■ TO BE DONE: Return every line of the records below verbatim, with no pictures in the copy.

■ INPUT ROWS:
------
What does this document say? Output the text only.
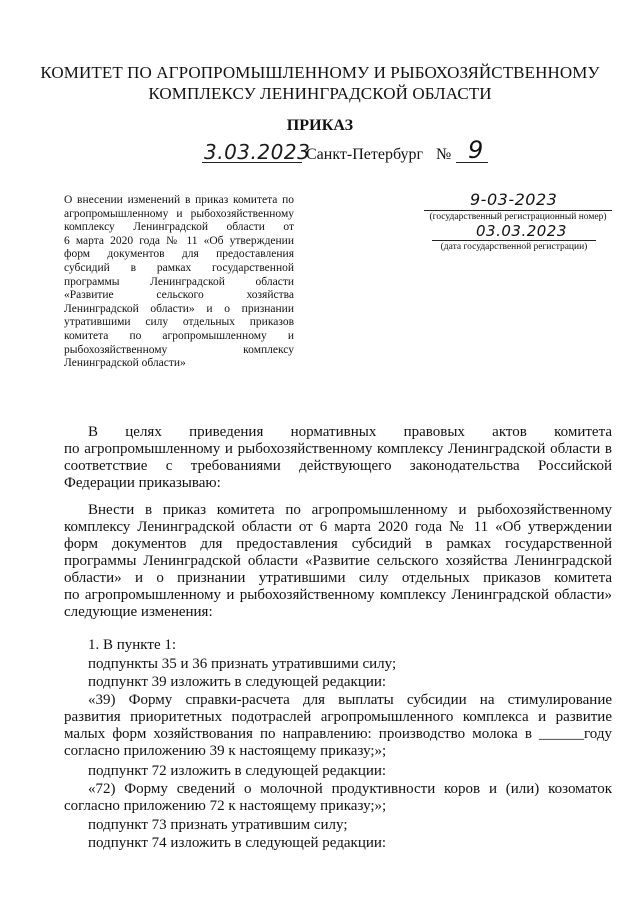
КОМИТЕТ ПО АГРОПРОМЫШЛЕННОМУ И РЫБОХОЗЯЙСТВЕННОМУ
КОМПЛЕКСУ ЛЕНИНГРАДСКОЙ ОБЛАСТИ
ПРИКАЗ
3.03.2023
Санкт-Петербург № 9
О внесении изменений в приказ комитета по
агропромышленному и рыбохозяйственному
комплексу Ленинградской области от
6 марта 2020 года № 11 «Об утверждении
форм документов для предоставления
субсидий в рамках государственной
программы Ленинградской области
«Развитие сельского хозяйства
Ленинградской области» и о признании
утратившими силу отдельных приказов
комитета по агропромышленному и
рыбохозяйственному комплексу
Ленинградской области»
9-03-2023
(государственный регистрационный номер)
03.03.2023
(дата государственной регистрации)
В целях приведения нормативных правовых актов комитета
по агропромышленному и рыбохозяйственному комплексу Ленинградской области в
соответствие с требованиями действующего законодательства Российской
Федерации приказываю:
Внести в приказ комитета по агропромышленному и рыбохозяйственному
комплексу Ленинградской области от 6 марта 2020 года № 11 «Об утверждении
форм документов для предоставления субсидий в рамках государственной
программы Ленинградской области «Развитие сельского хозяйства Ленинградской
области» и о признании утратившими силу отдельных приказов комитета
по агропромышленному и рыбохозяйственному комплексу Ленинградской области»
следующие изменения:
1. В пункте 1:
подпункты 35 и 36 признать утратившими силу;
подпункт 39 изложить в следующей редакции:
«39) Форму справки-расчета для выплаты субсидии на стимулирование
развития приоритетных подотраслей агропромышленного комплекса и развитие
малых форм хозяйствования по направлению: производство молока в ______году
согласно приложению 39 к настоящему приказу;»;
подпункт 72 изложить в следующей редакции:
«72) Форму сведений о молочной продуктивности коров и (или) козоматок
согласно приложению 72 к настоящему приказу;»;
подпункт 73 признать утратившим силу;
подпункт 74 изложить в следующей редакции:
------
■ FULL SOLUTION:
What does this document say? Output the text only.
КОМИТЕТ ПО АГРОПРОМЫШЛЕННОМУ И РЫБОХОЗЯЙСТВЕННОМУ
КОМПЛЕКСУ ЛЕНИНГРАДСКОЙ ОБЛАСТИ
ПРИКАЗ
3.03.2023
Санкт-Петербург № 9
О внесении изменений в приказ комитета по
агропромышленному и рыбохозяйственному
комплексу Ленинградской области от
6 марта 2020 года № 11 «Об утверждении
форм документов для предоставления
субсидий в рамках государственной
программы Ленинградской области
«Развитие сельского хозяйства
Ленинградской области» и о признании
утратившими силу отдельных приказов
комитета по агропромышленному и
рыбохозяйственному комплексу
Ленинградской области»
9-03-2023
(государственный регистрационный номер)
03.03.2023
(дата государственной регистрации)
В целях приведения нормативных правовых актов комитета
по агропромышленному и рыбохозяйственному комплексу Ленинградской области в
соответствие с требованиями действующего законодательства Российской
Федерации приказываю:
Внести в приказ комитета по агропромышленному и рыбохозяйственному
комплексу Ленинградской области от 6 марта 2020 года № 11 «Об утверждении
форм документов для предоставления субсидий в рамках государственной
программы Ленинградской области «Развитие сельского хозяйства Ленинградской
области» и о признании утратившими силу отдельных приказов комитета
по агропромышленному и рыбохозяйственному комплексу Ленинградской области»
следующие изменения:
1. В пункте 1:
подпункты 35 и 36 признать утратившими силу;
подпункт 39 изложить в следующей редакции:
«39) Форму справки-расчета для выплаты субсидии на стимулирование
развития приоритетных подотраслей агропромышленного комплекса и развитие
малых форм хозяйствования по направлению: производство молока в ______году
согласно приложению 39 к настоящему приказу;»;
подпункт 72 изложить в следующей редакции:
«72) Форму сведений о молочной продуктивности коров и (или) козоматок
согласно приложению 72 к настоящему приказу;»;
подпункт 73 признать утратившим силу;
подпункт 74 изложить в следующей редакции:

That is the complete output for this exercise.